§ **Your task**: Copy the records below exactly, omitting any pictures they contain.

§ **Dataset items**:
────────────────────

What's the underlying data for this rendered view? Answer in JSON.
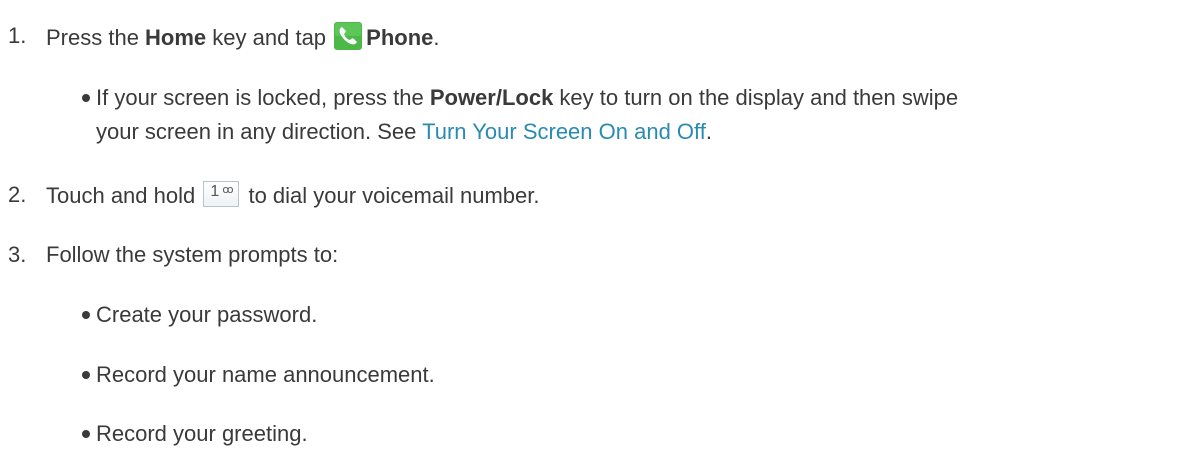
{
  "steps": [
    {
      "number": "1.",
      "parts": {
        "a": "Press the ",
        "b": "Home",
        "c": " key and tap ",
        "d": "Phone",
        "e": "."
      },
      "icon": "phone-icon",
      "bullets": [
        {
          "a": "If your screen is locked, press the ",
          "b": "Power/Lock",
          "c": " key to turn on the display and then swipe",
          "d": "your screen in any direction. See ",
          "link": "Turn Your Screen On and Off",
          "e": "."
        }
      ]
    },
    {
      "number": "2.",
      "parts": {
        "a": "Touch and hold ",
        "key_digit": "1",
        "key_symbol": "ꝏ",
        "b": " to dial your voicemail number."
      },
      "icon": "voicemail-key-icon"
    },
    {
      "number": "3.",
      "text": "Follow the system prompts to:",
      "bullets": [
        "Create your password.",
        "Record your name announcement.",
        "Record your greeting."
      ]
    }
  ],
  "colors": {
    "text": "#3a3a3a",
    "link": "#2a8bb0",
    "phone_icon_bg": "#4cb848"
  }
}
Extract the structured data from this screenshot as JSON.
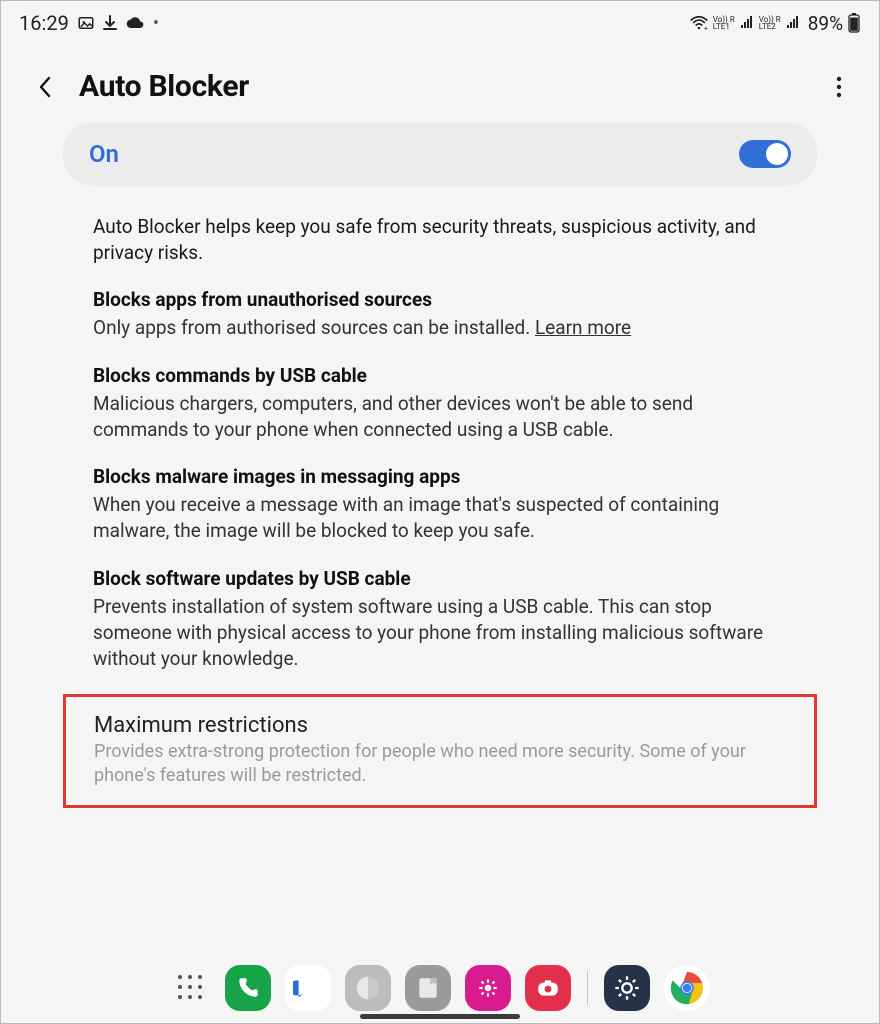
{
  "status_bar": {
    "time": "16:29",
    "battery_pct": "89%",
    "sim1": "Vo)) R\nLTE1",
    "sim2": "Vo)) R\nLTE2"
  },
  "header": {
    "title": "Auto Blocker"
  },
  "toggle": {
    "label": "On",
    "state": "on"
  },
  "intro": "Auto Blocker helps keep you safe from security threats, suspicious activity, and privacy risks.",
  "sections": [
    {
      "title": "Blocks apps from unauthorised sources",
      "body": "Only apps from authorised sources can be installed. ",
      "learn_more": "Learn more"
    },
    {
      "title": "Blocks commands by USB cable",
      "body": "Malicious chargers, computers, and other devices won't be able to send commands to your phone when connected using a USB cable."
    },
    {
      "title": "Blocks malware images in messaging apps",
      "body": "When you receive a message with an image that's suspected of containing malware, the image will be blocked to keep you safe."
    },
    {
      "title": "Block software updates by USB cable",
      "body": "Prevents installation of system software using a USB cable. This can stop someone with physical access to your phone from installing malicious software without your knowledge."
    }
  ],
  "max_restrictions": {
    "title": "Maximum restrictions",
    "body": "Provides extra-strong protection for people who need more security. Some of your phone's features will be restricted."
  }
}
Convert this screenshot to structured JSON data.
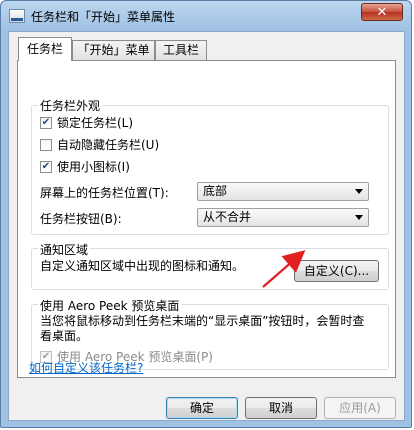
{
  "window": {
    "title": "任务栏和「开始」菜单属性",
    "close_label": "✕"
  },
  "tabs": [
    {
      "label": "任务栏",
      "active": true
    },
    {
      "label": "「开始」菜单",
      "active": false
    },
    {
      "label": "工具栏",
      "active": false
    }
  ],
  "appearance": {
    "title": "任务栏外观",
    "lock_label": "锁定任务栏(L)",
    "lock_checked": true,
    "autohide_label": "自动隐藏任务栏(U)",
    "autohide_checked": false,
    "small_icons_label": "使用小图标(I)",
    "small_icons_checked": true,
    "position_label": "屏幕上的任务栏位置(T):",
    "position_value": "底部",
    "buttons_label": "任务栏按钮(B):",
    "buttons_value": "从不合并"
  },
  "notification": {
    "title": "通知区域",
    "description": "自定义通知区域中出现的图标和通知。",
    "customize_button": "自定义(C)..."
  },
  "aero_peek": {
    "title": "使用 Aero Peek 预览桌面",
    "description": "当您将鼠标移动到任务栏末端的“显示桌面”按钮时，会暂时查看桌面。",
    "checkbox_label": "使用 Aero Peek 预览桌面(P)",
    "checkbox_checked": true,
    "checkbox_disabled": true
  },
  "help_link": "如何自定义该任务栏?",
  "footer": {
    "ok": "确定",
    "cancel": "取消",
    "apply": "应用(A)"
  },
  "colors": {
    "annotation_arrow": "#e02020",
    "link": "#0066cc"
  }
}
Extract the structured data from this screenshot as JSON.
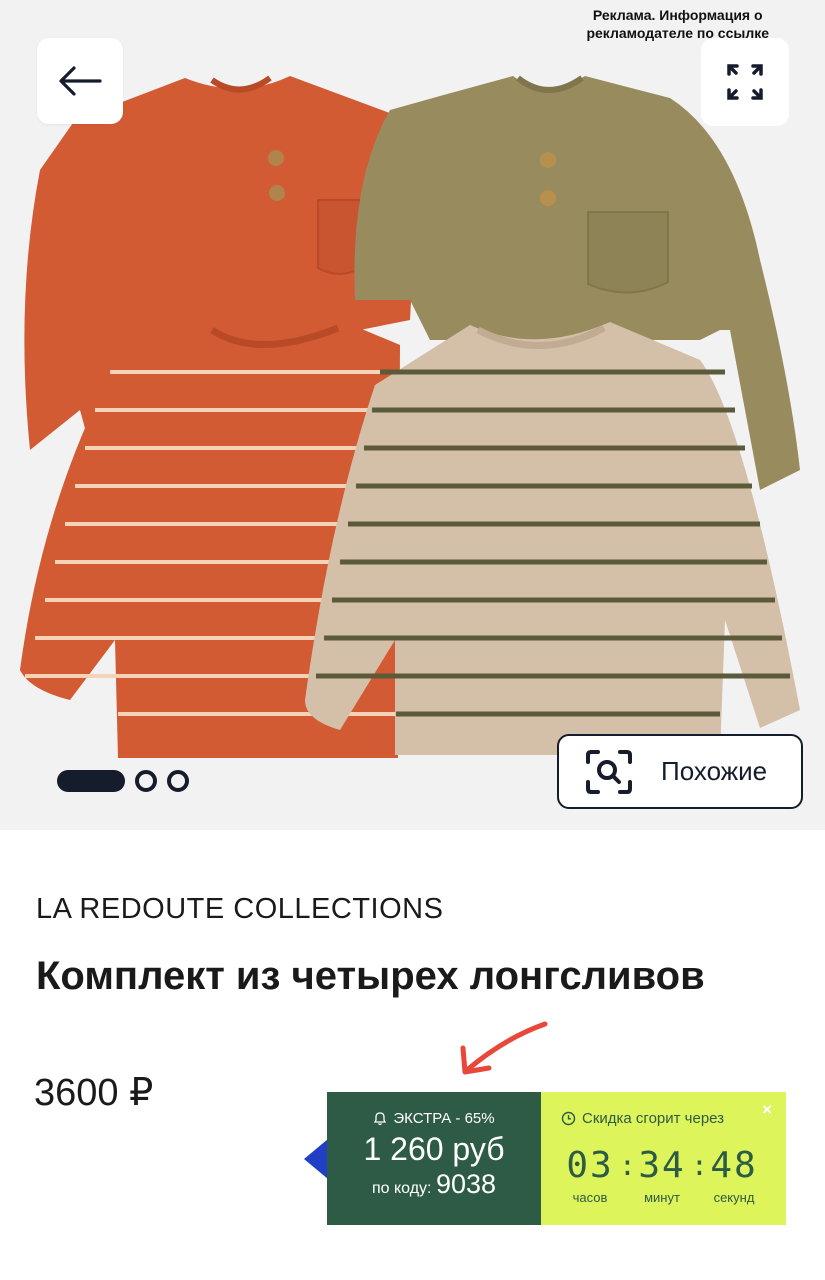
{
  "ad": {
    "line1": "Реклама. Информация о",
    "line2": "рекламодателе по ссылке"
  },
  "gallery": {
    "back_icon": "arrow-left-icon",
    "expand_icon": "fullscreen-expand-icon",
    "images_count": 3,
    "active_index": 0,
    "similar_label": "Похожие",
    "similar_icon": "visual-search-icon",
    "shirt_colors": [
      "#d25b33",
      "#988c5e",
      "#d4bfa8"
    ]
  },
  "product": {
    "brand": "LA REDOUTE COLLECTIONS",
    "title": "Комплект из четырех лонгсливов",
    "price": "3600 ₽"
  },
  "promo": {
    "extra_label": "ЭКСТРА - 65%",
    "extra_icon": "bell-icon",
    "discount_price": "1 260 руб",
    "code_label": "по коду:",
    "code_value": "9038",
    "timer_label": "Скидка сгорит через",
    "timer_icon": "clock-icon",
    "hours": "03",
    "minutes": "34",
    "seconds": "48",
    "hours_label": "часов",
    "minutes_label": "минут",
    "seconds_label": "секунд",
    "close_label": "×",
    "colors": {
      "dark": "#2d5b46",
      "lime": "#ddf55a",
      "notch": "#1f3fc5"
    }
  },
  "annotation_arrow_color": "#e8473a"
}
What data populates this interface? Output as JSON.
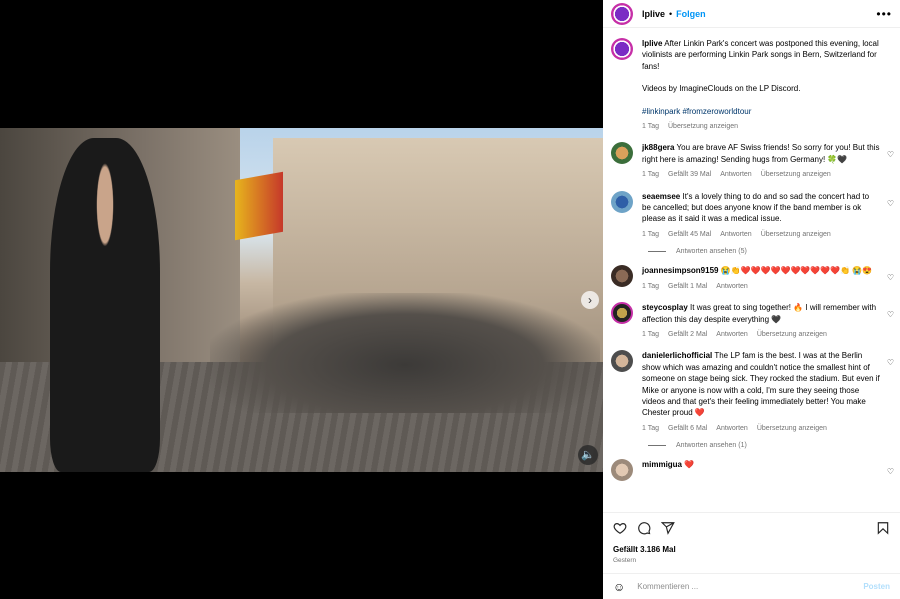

────────────────────

§ **Solution below**:
What's the underlying data for this rendered view? Answer in JSON.
{
  "steps": [
    {
      "number": "1.",
      "parts": {
        "a": "Press the ",
        "b": "Home",
        "c": " key and tap ",
        "d": "Phone",
        "e": "."
      },
      "icon": "phone-icon",
      "bullets": [
        {
          "a": "If your screen is locked, press the ",
          "b": "Power/Lock",
          "c": " key to turn on the display and then swipe",
          "d": "your screen in any direction. See ",
          "link": "Turn Your Screen On and Off",
          "e": "."
        }
      ]
    },
    {
      "number": "2.",
      "parts": {
        "a": "Touch and hold ",
        "key_digit": "1",
        "key_symbol": "ꝏ",
        "b": " to dial your voicemail number."
      },
      "icon": "voicemail-key-icon"
    },
    {
      "number": "3.",
      "text": "Follow the system prompts to:",
      "bullets": [
        "Create your password.",
        "Record your name announcement.",
        "Record your greeting."
      ]
    }
  ],
  "colors": {
    "text": "#3a3a3a",
    "link": "#2a8bb0",
    "phone_icon_bg": "#4cb848"
  }
}
Extract the structured data from this screenshot as JSON.
{
  "status_bar": {
    "time": "16:29",
    "battery_pct": "89%",
    "sim1": "Vo)) R\nLTE1",
    "sim2": "Vo)) R\nLTE2"
  },
  "header": {
    "title": "Auto Blocker"
  },
  "toggle": {
    "label": "On",
    "state": "on"
  },
  "intro": "Auto Blocker helps keep you safe from security threats, suspicious activity, and privacy risks.",
  "sections": [
    {
      "title": "Blocks apps from unauthorised sources",
      "body": "Only apps from authorised sources can be installed. ",
      "learn_more": "Learn more"
    },
    {
      "title": "Blocks commands by USB cable",
      "body": "Malicious chargers, computers, and other devices won't be able to send commands to your phone when connected using a USB cable."
    },
    {
      "title": "Blocks malware images in messaging apps",
      "body": "When you receive a message with an image that's suspected of containing malware, the image will be blocked to keep you safe."
    },
    {
      "title": "Block software updates by USB cable",
      "body": "Prevents installation of system software using a USB cable. This can stop someone with physical access to your phone from installing malicious software without your knowledge."
    }
  ],
  "max_restrictions": {
    "title": "Maximum restrictions",
    "body": "Provides extra-strong protection for people who need more security. Some of your phone's features will be restricted."
  }
}
Convert this screenshot to structured JSON data.
{
  "window": {
    "title": "任务栏和「开始」菜单属性",
    "close_label": "✕"
  },
  "tabs": [
    {
      "label": "任务栏",
      "active": true
    },
    {
      "label": "「开始」菜单",
      "active": false
    },
    {
      "label": "工具栏",
      "active": false
    }
  ],
  "appearance": {
    "title": "任务栏外观",
    "lock_label": "锁定任务栏(L)",
    "lock_checked": true,
    "autohide_label": "自动隐藏任务栏(U)",
    "autohide_checked": false,
    "small_icons_label": "使用小图标(I)",
    "small_icons_checked": true,
    "position_label": "屏幕上的任务栏位置(T):",
    "position_value": "底部",
    "buttons_label": "任务栏按钮(B):",
    "buttons_value": "从不合并"
  },
  "notification": {
    "title": "通知区域",
    "description": "自定义通知区域中出现的图标和通知。",
    "customize_button": "自定义(C)..."
  },
  "aero_peek": {
    "title": "使用 Aero Peek 预览桌面",
    "description": "当您将鼠标移动到任务栏末端的“显示桌面”按钮时，会暂时查看桌面。",
    "checkbox_label": "使用 Aero Peek 预览桌面(P)",
    "checkbox_checked": true,
    "checkbox_disabled": true
  },
  "help_link": "如何自定义该任务栏?",
  "footer": {
    "ok": "确定",
    "cancel": "取消",
    "apply": "应用(A)"
  },
  "colors": {
    "annotation_arrow": "#e02020",
    "link": "#0066cc"
  }
}
Extract the structured data from this screenshot as JSON.
{
  "ad": {
    "line1": "Реклама. Информация о",
    "line2": "рекламодателе по ссылке"
  },
  "gallery": {
    "back_icon": "arrow-left-icon",
    "expand_icon": "fullscreen-expand-icon",
    "images_count": 3,
    "active_index": 0,
    "similar_label": "Похожие",
    "similar_icon": "visual-search-icon",
    "shirt_colors": [
      "#d25b33",
      "#988c5e",
      "#d4bfa8"
    ]
  },
  "product": {
    "brand": "LA REDOUTE COLLECTIONS",
    "title": "Комплект из четырех лонгсливов",
    "price": "3600 ₽"
  },
  "promo": {
    "extra_label": "ЭКСТРА - 65%",
    "extra_icon": "bell-icon",
    "discount_price": "1 260 руб",
    "code_label": "по коду:",
    "code_value": "9038",
    "timer_label": "Скидка сгорит через",
    "timer_icon": "clock-icon",
    "hours": "03",
    "minutes": "34",
    "seconds": "48",
    "hours_label": "часов",
    "minutes_label": "минут",
    "seconds_label": "секунд",
    "close_label": "×",
    "colors": {
      "dark": "#2d5b46",
      "lime": "#ddf55a",
      "notch": "#1f3fc5"
    }
  },
  "annotation_arrow_color": "#e8473a"
}
What data populates this interface? Output as JSON.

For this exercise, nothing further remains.